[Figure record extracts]
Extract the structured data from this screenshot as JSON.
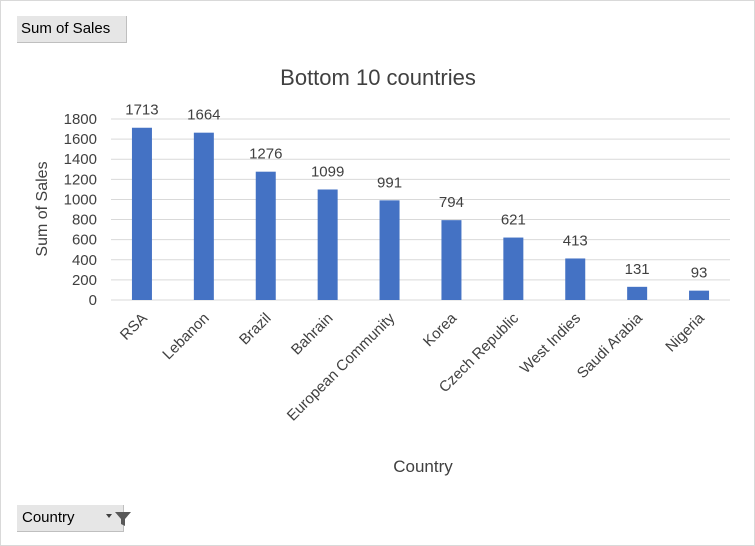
{
  "pivot": {
    "values_button_label": "Sum of Sales",
    "axis_button_label": "Country"
  },
  "icons": {
    "dropdown": "chevron-down-icon",
    "filter": "filter-icon"
  },
  "colors": {
    "bar": "#4472C4",
    "grid": "#d9d9d9",
    "text": "#404040"
  },
  "chart_data": {
    "type": "bar",
    "title": "Bottom 10 countries",
    "xlabel": "Country",
    "ylabel": "Sum of Sales",
    "categories": [
      "RSA",
      "Lebanon",
      "Brazil",
      "Bahrain",
      "European Community",
      "Korea",
      "Czech Republic",
      "West Indies",
      "Saudi Arabia",
      "Nigeria"
    ],
    "values": [
      1713,
      1664,
      1276,
      1099,
      991,
      794,
      621,
      413,
      131,
      93
    ],
    "ylim": [
      0,
      1800
    ],
    "yticks": [
      0,
      200,
      400,
      600,
      800,
      1000,
      1200,
      1400,
      1600,
      1800
    ],
    "grid": true,
    "legend": "none",
    "data_labels": true
  }
}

#### PROBLEM:
Your task is to copy the entries in full and exactly, without any images.

#### ANSWER FOR THIS EXERCISE:
Extract the structured data from this screenshot as JSON.
{
  "pivot": {
    "values_button_label": "Sum of Sales",
    "axis_button_label": "Country"
  },
  "icons": {
    "dropdown": "chevron-down-icon",
    "filter": "filter-icon"
  },
  "colors": {
    "bar": "#4472C4",
    "grid": "#d9d9d9",
    "text": "#404040"
  },
  "chart_data": {
    "type": "bar",
    "title": "Bottom 10 countries",
    "xlabel": "Country",
    "ylabel": "Sum of Sales",
    "categories": [
      "RSA",
      "Lebanon",
      "Brazil",
      "Bahrain",
      "European Community",
      "Korea",
      "Czech Republic",
      "West Indies",
      "Saudi Arabia",
      "Nigeria"
    ],
    "values": [
      1713,
      1664,
      1276,
      1099,
      991,
      794,
      621,
      413,
      131,
      93
    ],
    "ylim": [
      0,
      1800
    ],
    "yticks": [
      0,
      200,
      400,
      600,
      800,
      1000,
      1200,
      1400,
      1600,
      1800
    ],
    "grid": true,
    "legend": "none",
    "data_labels": true
  }
}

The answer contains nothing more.